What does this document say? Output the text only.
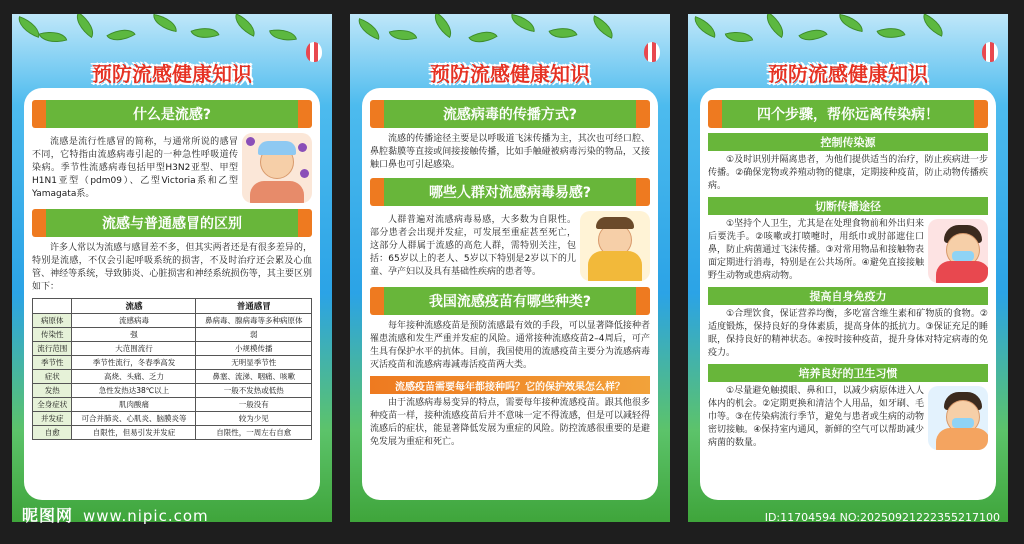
预防流感健康知识
什么是流感?
流感是流行性感冒的简称，与通常所说的感冒不同，它特指由流感病毒引起的一种急性呼吸道传染病。季节性流感病毒包括甲型H3N2亚型、甲型H1N1亚型（pdm09）、乙型Victoria系和乙型Yamagata系。
流感与普通感冒的区别
许多人常以为流感与感冒差不多，但其实两者还是有很多差异的，特别是流感，不仅会引起呼吸系统的损害，不及时治疗还会累及心血管、神经等系统，导致肺炎、心脏损害和神经系统损伤等，其主要区别如下：
	流感	普通感冒
病原体	流感病毒	鼻病毒、腺病毒等多种病原体
传染性	强	弱
流行范围	大范围流行	小规模传播
季节性	季节性流行，冬春季高发	无明显季节性
症状	高烧、头痛、乏力	鼻塞、流涕、咽痛、咳嗽
发热	急性发热达38℃以上	一般不发热或低热
全身症状	肌肉酸痛	一般没有
并发症	可合并肺炎、心肌炎、脑膜炎等	较为少见
自愈	自限性，但易引发并发症	自限性，一周左右自愈
预防流感健康知识
流感病毒的传播方式?
流感的传播途径主要是以呼吸道飞沫传播为主，其次也可经口腔、鼻腔黏膜等直接或间接接触传播，比如手触碰被病毒污染的物品，又接触口鼻也可引起感染。
哪些人群对流感病毒易感?
人群普遍对流感病毒易感，大多数为自限性。部分患者会出现并发症，可发展至重症甚至死亡，这部分人群属于流感的高危人群，需特别关注，包括：65岁以上的老人、5岁以下特别是2岁以下的儿童、孕产妇以及具有基础性疾病的患者等。
我国流感疫苗有哪些种类?
每年接种流感疫苗是预防流感最有效的手段，可以显著降低接种者罹患流感和发生严重并发症的风险。通常接种流感疫苗2–4周后，可产生具有保护水平的抗体。目前，我国使用的流感疫苗主要分为流感病毒灭活疫苗和流感病毒减毒活疫苗两大类。
流感疫苗需要每年都接种吗？它的保护效果怎么样？
由于流感病毒易变异的特点，需要每年接种流感疫苗。跟其他很多种疫苗一样，接种流感疫苗后并不意味一定不得流感，但是可以减轻得流感后的症状，能显著降低发展为重症的风险。防控流感很重要的是避免发展为重症和死亡。
预防流感健康知识
四个步骤，帮你远离传染病！
控制传染源
①及时识别并隔离患者，为他们提供适当的治疗，防止疾病进一步传播。②确保宠物或养殖动物的健康，定期接种疫苗，防止动物传播疾病。
切断传播途径
①坚持个人卫生，尤其是在处理食物前和外出归来后要洗手。②咳嗽或打喷嚏时，用纸巾或肘部遮住口鼻，防止病菌通过飞沫传播。③对常用物品和接触物表面定期进行消毒，特别是在公共场所。④避免直接接触野生动物或患病动物。
提高自身免疫力
①合理饮食，保证营养均衡，多吃富含维生素和矿物质的食物。②适度锻炼，保持良好的身体素质，提高身体的抵抗力。③保证充足的睡眠，保持良好的精神状态。④按时接种疫苗，提升身体对特定病毒的免疫力。
培养良好的卫生习惯
①尽量避免触摸眼、鼻和口，以减少病原体进入人体内的机会。②定期更换和清洁个人用品，如牙刷、毛巾等。③在传染病流行季节，避免与患者或生病的动物密切接触。④保持室内通风，新鲜的空气可以帮助减少病菌的数量。
昵图网 www.nipic.com	ID:11704594 NO:20250921222355217100
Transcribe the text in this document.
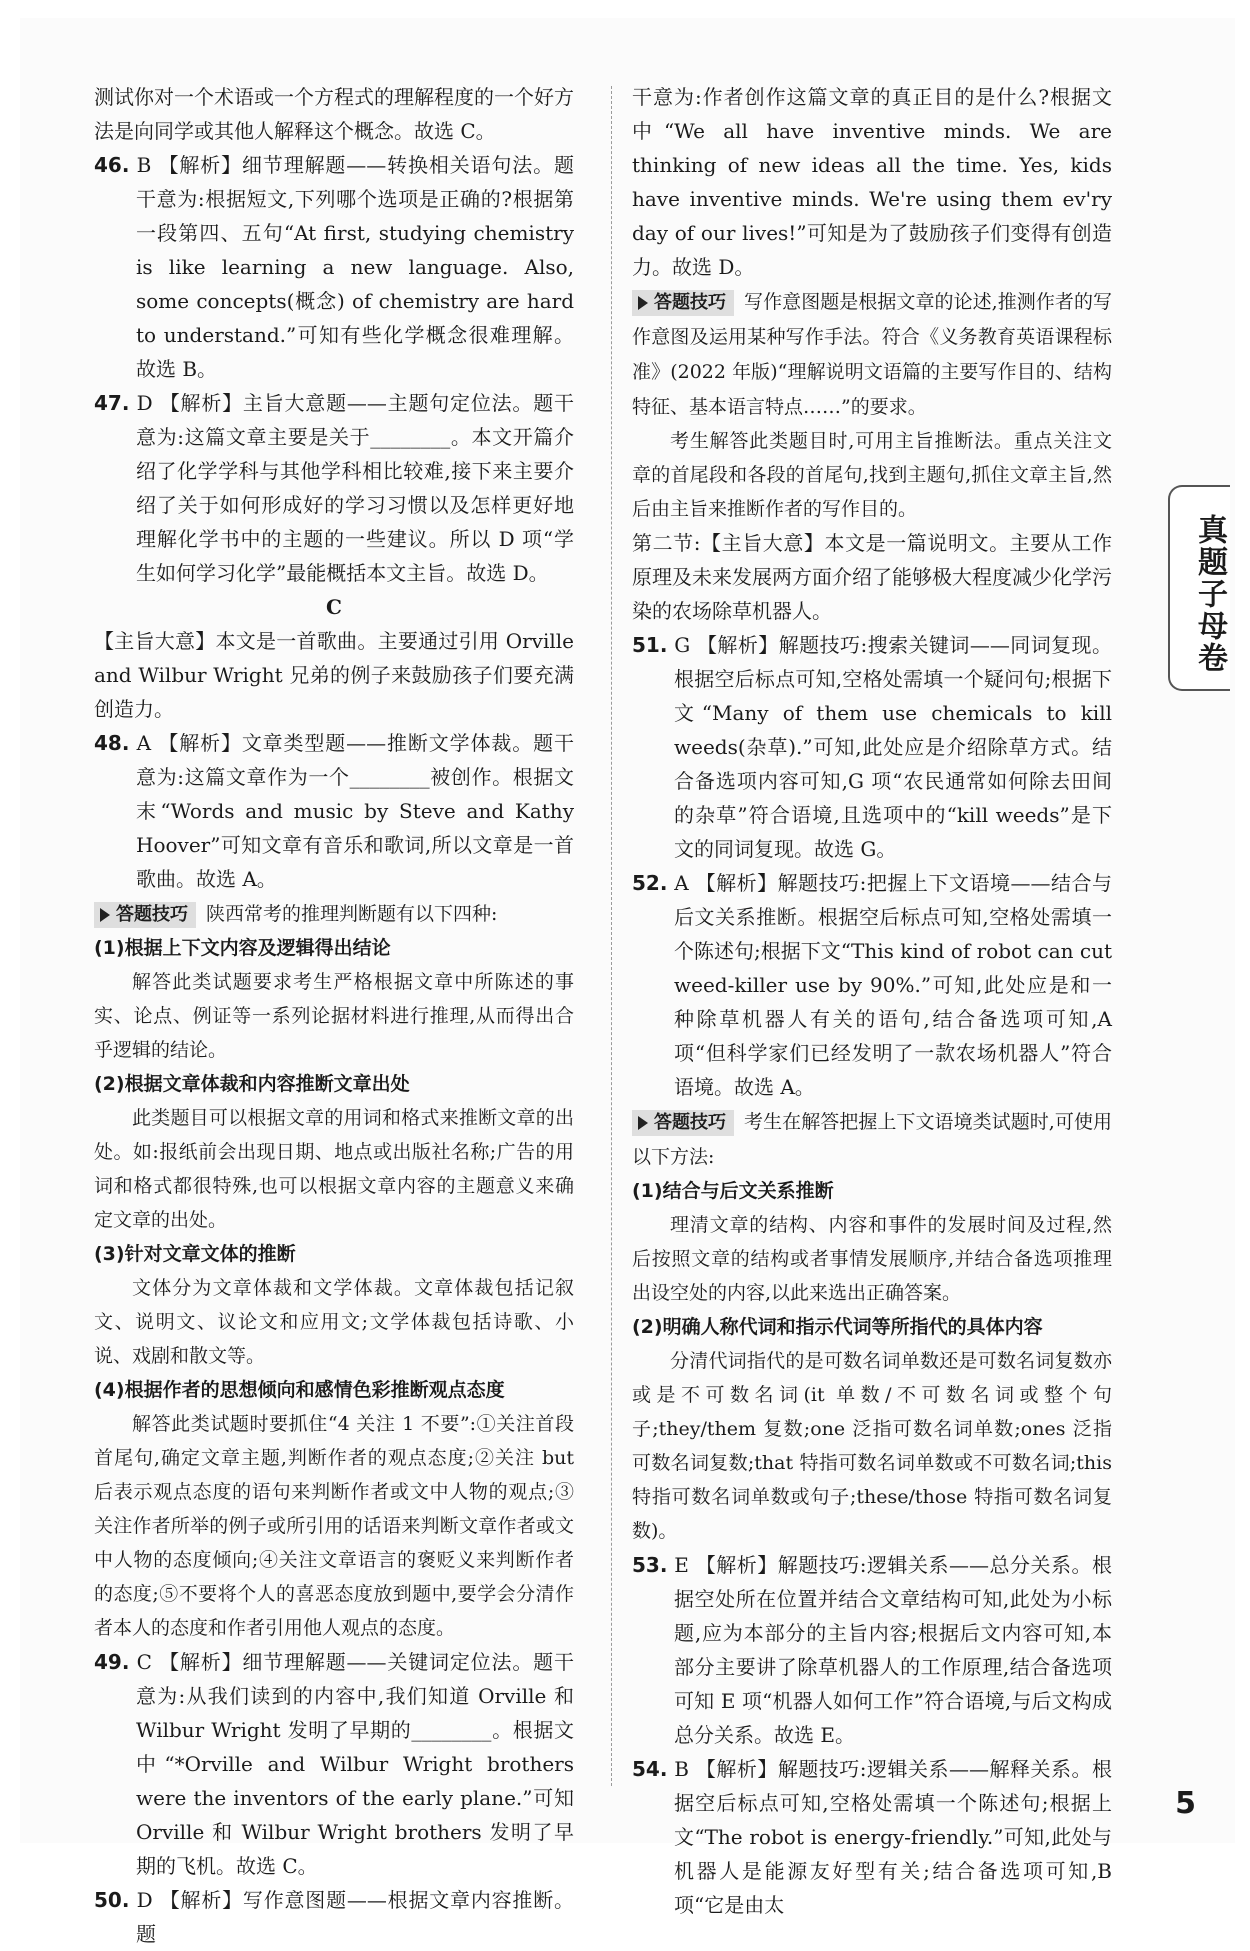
测试你对一个术语或一个方程式的理解程度的一个好方法是向同学或其他人解释这个概念。故选 C。

46. B 【解析】细节理解题——转换相关语句法。题干意为:根据短文,下列哪个选项是正确的?根据第一段第四、五句“At first, studying chemistry is like learning a new language. Also, some concepts(概念) of chemistry are hard to understand.”可知有些化学概念很难理解。故选 B。

47. D 【解析】主旨大意题——主题句定位法。题干意为:这篇文章主要是关于________。本文开篇介绍了化学学科与其他学科相比较难,接下来主要介绍了关于如何形成好的学习习惯以及怎样更好地理解化学书中的主题的一些建议。所以 D 项“学生如何学习化学”最能概括本文主旨。故选 D。

C

【主旨大意】本文是一首歌曲。主要通过引用 Orville and Wilbur Wright 兄弟的例子来鼓励孩子们要充满创造力。

48. A 【解析】文章类型题——推断文学体裁。题干意为:这篇文章作为一个________被创作。根据文末“Words and music by Steve and Kathy Hoover”可知文章有音乐和歌词,所以文章是一首歌曲。故选 A。

答题技巧 陕西常考的推理判断题有以下四种:

(1)根据上下文内容及逻辑得出结论

解答此类试题要求考生严格根据文章中所陈述的事实、论点、例证等一系列论据材料进行推理,从而得出合乎逻辑的结论。

(2)根据文章体裁和内容推断文章出处

此类题目可以根据文章的用词和格式来推断文章的出处。如:报纸前会出现日期、地点或出版社名称;广告的用词和格式都很特殊,也可以根据文章内容的主题意义来确定文章的出处。

(3)针对文章文体的推断

文体分为文章体裁和文学体裁。文章体裁包括记叙文、说明文、议论文和应用文;文学体裁包括诗歌、小说、戏剧和散文等。

(4)根据作者的思想倾向和感情色彩推断观点态度

解答此类试题时要抓住“4 关注 1 不要”:①关注首段首尾句,确定文章主题,判断作者的观点态度;②关注 but 后表示观点态度的语句来判断作者或文中人物的观点;③关注作者所举的例子或所引用的话语来判断文章作者或文中人物的态度倾向;④关注文章语言的褒贬义来判断作者的态度;⑤不要将个人的喜恶态度放到题中,要学会分清作者本人的态度和作者引用他人观点的态度。

49. C 【解析】细节理解题——关键词定位法。题干意为:从我们读到的内容中,我们知道 Orville 和 Wilbur Wright 发明了早期的________。根据文中“*Orville and Wilbur Wright brothers were the inventors of the early plane.”可知 Orville 和 Wilbur Wright brothers 发明了早期的飞机。故选 C。

50. D 【解析】写作意图题——根据文章内容推断。题

干意为:作者创作这篇文章的真正目的是什么?根据文中“We all have inventive minds. We are thinking of new ideas all the time. Yes, kids have inventive minds. We're using them ev'ry day of our lives!”可知是为了鼓励孩子们变得有创造力。故选 D。

答题技巧 写作意图题是根据文章的论述,推测作者的写作意图及运用某种写作手法。符合《义务教育英语课程标准》(2022 年版)“理解说明文语篇的主要写作目的、结构特征、基本语言特点……”的要求。

考生解答此类题目时,可用主旨推断法。重点关注文章的首尾段和各段的首尾句,找到主题句,抓住文章主旨,然后由主旨来推断作者的写作目的。

第二节:【主旨大意】本文是一篇说明文。主要从工作原理及未来发展两方面介绍了能够极大程度减少化学污染的农场除草机器人。

51. G 【解析】解题技巧:搜索关键词——同词复现。根据空后标点可知,空格处需填一个疑问句;根据下文“Many of them use chemicals to kill weeds(杂草).”可知,此处应是介绍除草方式。结合备选项内容可知,G 项“农民通常如何除去田间的杂草”符合语境,且选项中的“kill weeds”是下文的同词复现。故选 G。

52. A 【解析】解题技巧:把握上下文语境——结合与后文关系推断。根据空后标点可知,空格处需填一个陈述句;根据下文“This kind of robot can cut weed-killer use by 90%.”可知,此处应是和一种除草机器人有关的语句,结合备选项可知,A 项“但科学家们已经发明了一款农场机器人”符合语境。故选 A。

答题技巧 考生在解答把握上下文语境类试题时,可使用以下方法:

(1)结合与后文关系推断

理清文章的结构、内容和事件的发展时间及过程,然后按照文章的结构或者事情发展顺序,并结合备选项推理出设空处的内容,以此来选出正确答案。

(2)明确人称代词和指示代词等所指代的具体内容

分清代词指代的是可数名词单数还是可数名词复数亦或是不可数名词(it 单数/不可数名词或整个句子;they/them 复数;one 泛指可数名词单数;ones 泛指可数名词复数;that 特指可数名词单数或不可数名词;this 特指可数名词单数或句子;these/those 特指可数名词复数)。

53. E 【解析】解题技巧:逻辑关系——总分关系。根据空处所在位置并结合文章结构可知,此处为小标题,应为本部分的主旨内容;根据后文内容可知,本部分主要讲了除草机器人的工作原理,结合备选项可知 E 项“机器人如何工作”符合语境,与后文构成总分关系。故选 E。

54. B 【解析】解题技巧:逻辑关系——解释关系。根据空后标点可知,空格处需填一个陈述句;根据上文“The robot is energy-friendly.”可知,此处与机器人是能源友好型有关;结合备选项可知,B 项“它是由太

真题子母卷
5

•••

TASK BRIEF: For the entries shown above, give the number of lines that include the word "题干意为", without any other text.

TASK ANSWER: 4